Repeat the records verbatim and leave the pictures out of your copy.

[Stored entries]
------------------------------
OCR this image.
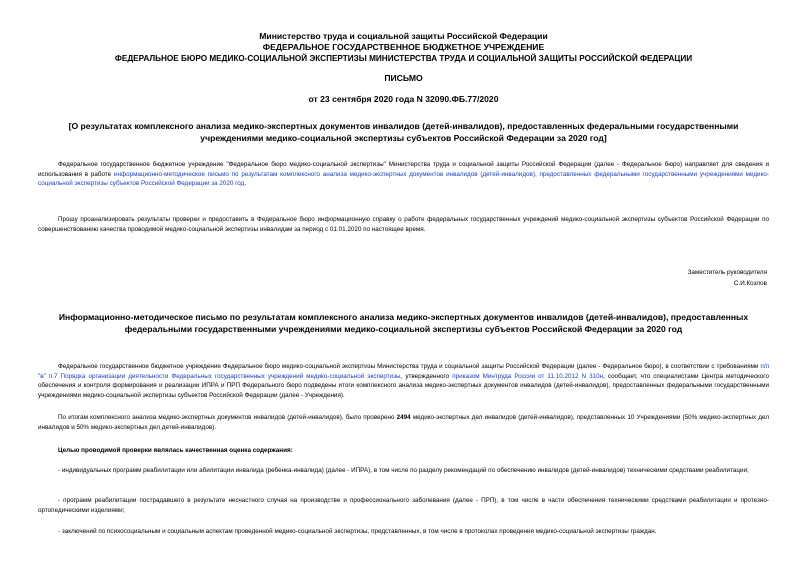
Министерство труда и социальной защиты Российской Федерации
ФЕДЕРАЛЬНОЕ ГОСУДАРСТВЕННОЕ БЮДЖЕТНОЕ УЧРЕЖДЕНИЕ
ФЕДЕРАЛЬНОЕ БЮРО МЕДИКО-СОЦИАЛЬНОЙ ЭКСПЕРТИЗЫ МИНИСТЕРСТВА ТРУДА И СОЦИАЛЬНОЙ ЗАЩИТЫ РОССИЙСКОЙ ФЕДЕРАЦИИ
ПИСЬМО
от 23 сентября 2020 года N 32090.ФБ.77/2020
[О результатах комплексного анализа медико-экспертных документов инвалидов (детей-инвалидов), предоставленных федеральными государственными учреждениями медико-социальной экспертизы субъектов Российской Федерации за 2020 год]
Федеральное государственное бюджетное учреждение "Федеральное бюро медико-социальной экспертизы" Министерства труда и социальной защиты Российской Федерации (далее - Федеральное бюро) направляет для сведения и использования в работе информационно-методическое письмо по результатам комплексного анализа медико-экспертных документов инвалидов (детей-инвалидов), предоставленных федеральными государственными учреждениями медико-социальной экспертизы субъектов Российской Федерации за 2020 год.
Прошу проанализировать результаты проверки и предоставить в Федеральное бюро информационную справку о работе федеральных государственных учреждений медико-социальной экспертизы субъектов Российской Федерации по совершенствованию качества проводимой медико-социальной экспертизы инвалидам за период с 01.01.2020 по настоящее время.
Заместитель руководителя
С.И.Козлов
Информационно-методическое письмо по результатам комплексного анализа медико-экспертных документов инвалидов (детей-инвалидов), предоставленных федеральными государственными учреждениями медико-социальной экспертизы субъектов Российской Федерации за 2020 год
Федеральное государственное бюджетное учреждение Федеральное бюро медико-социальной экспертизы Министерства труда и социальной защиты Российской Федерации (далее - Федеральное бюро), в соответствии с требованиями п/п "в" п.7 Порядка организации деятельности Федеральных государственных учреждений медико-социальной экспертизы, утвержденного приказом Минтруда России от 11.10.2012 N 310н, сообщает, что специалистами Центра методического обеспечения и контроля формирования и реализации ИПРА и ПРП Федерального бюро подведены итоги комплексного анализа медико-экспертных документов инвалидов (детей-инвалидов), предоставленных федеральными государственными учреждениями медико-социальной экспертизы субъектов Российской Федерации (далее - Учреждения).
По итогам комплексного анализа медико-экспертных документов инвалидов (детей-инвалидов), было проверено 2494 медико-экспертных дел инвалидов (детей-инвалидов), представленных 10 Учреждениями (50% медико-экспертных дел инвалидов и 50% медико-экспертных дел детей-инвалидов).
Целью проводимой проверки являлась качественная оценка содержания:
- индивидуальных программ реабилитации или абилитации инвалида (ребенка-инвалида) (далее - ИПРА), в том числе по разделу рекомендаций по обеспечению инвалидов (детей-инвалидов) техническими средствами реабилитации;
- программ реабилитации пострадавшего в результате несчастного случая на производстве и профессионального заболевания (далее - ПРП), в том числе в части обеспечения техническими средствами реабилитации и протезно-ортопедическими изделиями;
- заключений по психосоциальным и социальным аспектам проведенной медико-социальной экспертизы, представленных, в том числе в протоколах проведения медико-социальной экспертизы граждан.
------------------------------
- _Problem solution_
OCR this image.
Министерство труда и социальной защиты Российской Федерации
ФЕДЕРАЛЬНОЕ ГОСУДАРСТВЕННОЕ БЮДЖЕТНОЕ УЧРЕЖДЕНИЕ
ФЕДЕРАЛЬНОЕ БЮРО МЕДИКО-СОЦИАЛЬНОЙ ЭКСПЕРТИЗЫ МИНИСТЕРСТВА ТРУДА И СОЦИАЛЬНОЙ ЗАЩИТЫ РОССИЙСКОЙ ФЕДЕРАЦИИ
ПИСЬМО
от 23 сентября 2020 года N 32090.ФБ.77/2020
[О результатах комплексного анализа медико-экспертных документов инвалидов (детей-инвалидов), предоставленных федеральными государственными учреждениями медико-социальной экспертизы субъектов Российской Федерации за 2020 год]
Федеральное государственное бюджетное учреждение "Федеральное бюро медико-социальной экспертизы" Министерства труда и социальной защиты Российской Федерации (далее - Федеральное бюро) направляет для сведения и использования в работе информационно-методическое письмо по результатам комплексного анализа медико-экспертных документов инвалидов (детей-инвалидов), предоставленных федеральными государственными учреждениями медико-социальной экспертизы субъектов Российской Федерации за 2020 год.
Прошу проанализировать результаты проверки и предоставить в Федеральное бюро информационную справку о работе федеральных государственных учреждений медико-социальной экспертизы субъектов Российской Федерации по совершенствованию качества проводимой медико-социальной экспертизы инвалидам за период с 01.01.2020 по настоящее время.
Заместитель руководителя
С.И.Козлов
Информационно-методическое письмо по результатам комплексного анализа медико-экспертных документов инвалидов (детей-инвалидов), предоставленных федеральными государственными учреждениями медико-социальной экспертизы субъектов Российской Федерации за 2020 год
Федеральное государственное бюджетное учреждение Федеральное бюро медико-социальной экспертизы Министерства труда и социальной защиты Российской Федерации (далее - Федеральное бюро), в соответствии с требованиями п/п "в" п.7 Порядка организации деятельности Федеральных государственных учреждений медико-социальной экспертизы, утвержденного приказом Минтруда России от 11.10.2012 N 310н, сообщает, что специалистами Центра методического обеспечения и контроля формирования и реализации ИПРА и ПРП Федерального бюро подведены итоги комплексного анализа медико-экспертных документов инвалидов (детей-инвалидов), предоставленных федеральными государственными учреждениями медико-социальной экспертизы субъектов Российской Федерации (далее - Учреждения).
По итогам комплексного анализа медико-экспертных документов инвалидов (детей-инвалидов), было проверено 2494 медико-экспертных дел инвалидов (детей-инвалидов), представленных 10 Учреждениями (50% медико-экспертных дел инвалидов и 50% медико-экспертных дел детей-инвалидов).
Целью проводимой проверки являлась качественная оценка содержания:
- индивидуальных программ реабилитации или абилитации инвалида (ребенка-инвалида) (далее - ИПРА), в том числе по разделу рекомендаций по обеспечению инвалидов (детей-инвалидов) техническими средствами реабилитации;
- программ реабилитации пострадавшего в результате несчастного случая на производстве и профессионального заболевания (далее - ПРП), в том числе в части обеспечения техническими средствами реабилитации и протезно-ортопедическими изделиями;
- заключений по психосоциальным и социальным аспектам проведенной медико-социальной экспертизы, представленных, в том числе в протоколах проведения медико-социальной экспертизы граждан.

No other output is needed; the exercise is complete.